TASK BRIEF: From the listing below, extract every line in which the word "Алгоритмы" appears.

PROVIDED RECORDS:
***

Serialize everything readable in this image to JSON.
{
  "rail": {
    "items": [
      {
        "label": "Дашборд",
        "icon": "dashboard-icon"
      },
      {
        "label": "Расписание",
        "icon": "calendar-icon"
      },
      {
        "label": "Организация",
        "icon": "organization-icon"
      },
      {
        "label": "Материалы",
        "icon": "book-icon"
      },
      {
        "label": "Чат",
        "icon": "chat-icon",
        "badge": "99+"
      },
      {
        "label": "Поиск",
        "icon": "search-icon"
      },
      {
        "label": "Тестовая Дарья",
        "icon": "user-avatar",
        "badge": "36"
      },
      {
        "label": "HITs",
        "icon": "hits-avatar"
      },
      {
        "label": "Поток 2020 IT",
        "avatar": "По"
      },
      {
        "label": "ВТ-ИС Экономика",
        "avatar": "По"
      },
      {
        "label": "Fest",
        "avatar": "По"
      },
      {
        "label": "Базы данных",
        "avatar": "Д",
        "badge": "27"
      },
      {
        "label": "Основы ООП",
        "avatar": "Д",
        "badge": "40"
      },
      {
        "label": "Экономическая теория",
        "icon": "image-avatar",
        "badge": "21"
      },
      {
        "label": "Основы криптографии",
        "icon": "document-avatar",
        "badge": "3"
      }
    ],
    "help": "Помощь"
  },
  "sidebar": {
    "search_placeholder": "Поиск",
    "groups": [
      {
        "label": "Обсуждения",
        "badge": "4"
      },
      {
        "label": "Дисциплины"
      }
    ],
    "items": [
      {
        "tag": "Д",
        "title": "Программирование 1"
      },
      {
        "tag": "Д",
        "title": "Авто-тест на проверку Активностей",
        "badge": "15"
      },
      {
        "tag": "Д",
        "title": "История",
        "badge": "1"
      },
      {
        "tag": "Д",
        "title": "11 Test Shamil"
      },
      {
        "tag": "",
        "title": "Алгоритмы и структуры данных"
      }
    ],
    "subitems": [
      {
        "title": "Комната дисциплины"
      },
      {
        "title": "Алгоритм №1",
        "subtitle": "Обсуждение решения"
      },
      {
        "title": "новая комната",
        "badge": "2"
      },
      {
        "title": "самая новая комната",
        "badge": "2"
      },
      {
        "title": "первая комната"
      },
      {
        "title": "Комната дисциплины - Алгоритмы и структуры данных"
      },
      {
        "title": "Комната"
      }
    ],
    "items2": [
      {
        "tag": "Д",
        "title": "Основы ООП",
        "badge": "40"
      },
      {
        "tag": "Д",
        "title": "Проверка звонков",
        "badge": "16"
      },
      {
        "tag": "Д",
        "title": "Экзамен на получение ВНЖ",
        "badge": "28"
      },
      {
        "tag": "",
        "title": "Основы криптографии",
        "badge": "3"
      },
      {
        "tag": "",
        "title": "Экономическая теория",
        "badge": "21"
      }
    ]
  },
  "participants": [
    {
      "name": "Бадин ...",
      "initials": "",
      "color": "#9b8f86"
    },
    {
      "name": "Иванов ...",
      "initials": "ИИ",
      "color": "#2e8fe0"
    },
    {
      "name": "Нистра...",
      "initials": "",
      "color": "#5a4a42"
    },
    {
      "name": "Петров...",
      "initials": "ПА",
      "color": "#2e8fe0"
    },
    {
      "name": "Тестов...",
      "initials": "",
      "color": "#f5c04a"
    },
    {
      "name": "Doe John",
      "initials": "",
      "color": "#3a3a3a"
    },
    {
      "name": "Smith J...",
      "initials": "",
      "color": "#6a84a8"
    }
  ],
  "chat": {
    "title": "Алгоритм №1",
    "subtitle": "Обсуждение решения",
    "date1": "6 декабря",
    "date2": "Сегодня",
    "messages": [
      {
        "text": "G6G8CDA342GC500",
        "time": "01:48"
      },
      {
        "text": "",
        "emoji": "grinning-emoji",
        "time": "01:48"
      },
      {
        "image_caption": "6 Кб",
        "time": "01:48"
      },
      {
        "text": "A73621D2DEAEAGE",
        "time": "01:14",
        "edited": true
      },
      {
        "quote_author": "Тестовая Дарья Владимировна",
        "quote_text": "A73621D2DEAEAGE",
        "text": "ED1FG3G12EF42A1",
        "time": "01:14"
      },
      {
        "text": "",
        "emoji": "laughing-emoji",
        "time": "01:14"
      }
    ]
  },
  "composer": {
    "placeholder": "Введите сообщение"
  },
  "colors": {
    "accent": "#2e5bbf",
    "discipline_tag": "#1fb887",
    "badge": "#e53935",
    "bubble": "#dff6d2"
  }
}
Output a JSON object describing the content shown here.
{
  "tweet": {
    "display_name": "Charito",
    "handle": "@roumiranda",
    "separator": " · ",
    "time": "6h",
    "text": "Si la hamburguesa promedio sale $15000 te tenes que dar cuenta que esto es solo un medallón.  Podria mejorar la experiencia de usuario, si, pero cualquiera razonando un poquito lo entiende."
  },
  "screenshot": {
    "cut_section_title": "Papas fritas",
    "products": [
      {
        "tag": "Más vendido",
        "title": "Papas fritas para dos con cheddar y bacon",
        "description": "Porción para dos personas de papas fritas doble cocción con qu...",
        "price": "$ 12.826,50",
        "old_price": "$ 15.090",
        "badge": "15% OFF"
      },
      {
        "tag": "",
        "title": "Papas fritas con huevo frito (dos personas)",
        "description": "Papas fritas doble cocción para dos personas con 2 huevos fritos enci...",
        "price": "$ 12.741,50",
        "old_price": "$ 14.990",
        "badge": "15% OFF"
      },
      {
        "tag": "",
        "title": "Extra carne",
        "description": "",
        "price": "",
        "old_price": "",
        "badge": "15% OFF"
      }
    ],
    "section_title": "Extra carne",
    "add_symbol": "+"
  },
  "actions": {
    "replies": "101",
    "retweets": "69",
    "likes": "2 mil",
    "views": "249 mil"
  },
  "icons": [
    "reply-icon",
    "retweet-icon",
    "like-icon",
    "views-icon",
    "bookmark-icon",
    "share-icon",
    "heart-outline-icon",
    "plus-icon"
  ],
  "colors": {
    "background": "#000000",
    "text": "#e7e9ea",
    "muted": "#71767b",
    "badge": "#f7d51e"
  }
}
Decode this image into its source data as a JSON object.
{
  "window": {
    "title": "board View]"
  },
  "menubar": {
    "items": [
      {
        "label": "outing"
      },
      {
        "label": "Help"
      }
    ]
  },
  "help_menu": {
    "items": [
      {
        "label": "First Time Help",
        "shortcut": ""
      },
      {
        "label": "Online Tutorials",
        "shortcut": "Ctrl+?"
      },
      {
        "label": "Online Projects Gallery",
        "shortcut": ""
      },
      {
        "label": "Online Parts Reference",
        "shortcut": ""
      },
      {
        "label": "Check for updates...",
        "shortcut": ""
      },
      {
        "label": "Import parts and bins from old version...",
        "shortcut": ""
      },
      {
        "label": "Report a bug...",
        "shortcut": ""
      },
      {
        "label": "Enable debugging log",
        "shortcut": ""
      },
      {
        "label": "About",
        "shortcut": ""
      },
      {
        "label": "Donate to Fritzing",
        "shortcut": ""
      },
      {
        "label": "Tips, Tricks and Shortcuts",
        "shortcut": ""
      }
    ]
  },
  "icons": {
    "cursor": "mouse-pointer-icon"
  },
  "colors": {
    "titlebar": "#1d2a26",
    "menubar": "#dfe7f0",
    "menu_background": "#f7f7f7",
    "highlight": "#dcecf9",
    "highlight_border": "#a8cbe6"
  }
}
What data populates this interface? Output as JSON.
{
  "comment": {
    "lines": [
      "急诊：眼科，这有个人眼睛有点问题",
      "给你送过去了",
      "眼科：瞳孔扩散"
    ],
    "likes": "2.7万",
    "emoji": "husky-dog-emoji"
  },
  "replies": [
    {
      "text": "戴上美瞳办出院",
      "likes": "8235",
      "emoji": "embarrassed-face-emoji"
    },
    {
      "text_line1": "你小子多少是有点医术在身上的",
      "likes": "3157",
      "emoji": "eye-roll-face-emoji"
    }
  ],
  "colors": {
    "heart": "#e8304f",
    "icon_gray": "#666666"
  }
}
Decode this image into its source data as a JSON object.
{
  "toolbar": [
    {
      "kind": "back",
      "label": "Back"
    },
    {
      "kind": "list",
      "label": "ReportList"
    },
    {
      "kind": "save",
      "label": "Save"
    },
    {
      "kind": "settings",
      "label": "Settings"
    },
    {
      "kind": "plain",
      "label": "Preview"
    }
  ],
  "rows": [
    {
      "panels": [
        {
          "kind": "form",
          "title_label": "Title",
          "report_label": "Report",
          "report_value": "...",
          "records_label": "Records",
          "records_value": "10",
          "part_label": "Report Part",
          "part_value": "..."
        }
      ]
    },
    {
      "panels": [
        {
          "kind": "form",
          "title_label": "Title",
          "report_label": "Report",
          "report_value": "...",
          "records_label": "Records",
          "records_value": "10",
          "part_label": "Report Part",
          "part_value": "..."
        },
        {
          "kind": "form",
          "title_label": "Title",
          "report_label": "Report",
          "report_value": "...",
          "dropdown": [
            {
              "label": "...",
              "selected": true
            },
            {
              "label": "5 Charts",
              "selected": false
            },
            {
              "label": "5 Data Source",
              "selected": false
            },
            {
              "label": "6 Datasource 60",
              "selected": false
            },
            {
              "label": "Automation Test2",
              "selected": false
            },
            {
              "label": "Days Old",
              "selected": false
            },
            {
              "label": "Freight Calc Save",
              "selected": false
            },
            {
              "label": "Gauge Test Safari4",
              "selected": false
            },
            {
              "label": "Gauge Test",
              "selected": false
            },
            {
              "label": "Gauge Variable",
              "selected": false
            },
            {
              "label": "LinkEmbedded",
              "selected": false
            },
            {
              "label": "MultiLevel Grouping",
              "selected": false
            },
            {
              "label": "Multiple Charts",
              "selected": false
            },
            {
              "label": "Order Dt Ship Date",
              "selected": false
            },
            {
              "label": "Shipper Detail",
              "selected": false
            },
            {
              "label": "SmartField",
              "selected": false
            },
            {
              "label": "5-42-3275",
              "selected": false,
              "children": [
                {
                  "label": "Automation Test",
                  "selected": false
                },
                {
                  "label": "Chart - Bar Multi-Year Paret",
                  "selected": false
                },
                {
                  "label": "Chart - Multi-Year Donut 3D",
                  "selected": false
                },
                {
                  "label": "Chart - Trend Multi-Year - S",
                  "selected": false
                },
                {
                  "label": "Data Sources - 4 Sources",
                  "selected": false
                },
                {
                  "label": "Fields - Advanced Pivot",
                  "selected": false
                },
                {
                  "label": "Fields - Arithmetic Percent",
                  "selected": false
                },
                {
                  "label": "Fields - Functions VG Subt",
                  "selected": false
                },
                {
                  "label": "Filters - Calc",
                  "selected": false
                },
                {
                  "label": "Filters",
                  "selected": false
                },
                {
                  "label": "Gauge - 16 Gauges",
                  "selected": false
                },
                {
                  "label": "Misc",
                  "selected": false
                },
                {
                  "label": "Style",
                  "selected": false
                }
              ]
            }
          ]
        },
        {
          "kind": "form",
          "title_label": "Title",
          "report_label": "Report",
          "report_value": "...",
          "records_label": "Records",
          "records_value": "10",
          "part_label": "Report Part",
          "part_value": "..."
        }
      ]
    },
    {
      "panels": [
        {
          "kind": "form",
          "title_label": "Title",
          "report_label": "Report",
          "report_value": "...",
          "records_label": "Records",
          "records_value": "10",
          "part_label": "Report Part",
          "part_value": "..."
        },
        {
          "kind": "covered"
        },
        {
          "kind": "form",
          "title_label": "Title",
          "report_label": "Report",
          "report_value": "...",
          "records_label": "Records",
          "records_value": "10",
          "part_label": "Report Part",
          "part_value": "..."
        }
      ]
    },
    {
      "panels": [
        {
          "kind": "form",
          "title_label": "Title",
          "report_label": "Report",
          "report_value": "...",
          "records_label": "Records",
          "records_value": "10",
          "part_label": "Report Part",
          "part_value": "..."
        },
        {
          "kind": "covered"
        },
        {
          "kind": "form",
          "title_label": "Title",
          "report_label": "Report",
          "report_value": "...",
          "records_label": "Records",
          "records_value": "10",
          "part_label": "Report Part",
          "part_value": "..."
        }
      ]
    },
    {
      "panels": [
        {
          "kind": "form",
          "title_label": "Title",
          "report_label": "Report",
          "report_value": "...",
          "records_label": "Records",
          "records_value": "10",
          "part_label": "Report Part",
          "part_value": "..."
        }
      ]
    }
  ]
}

***

EXERCISE OUTPUT:
        "title": "Алгоритмы и структуры данных"
        "title": "Комната дисциплины - Алгоритмы и структуры данных"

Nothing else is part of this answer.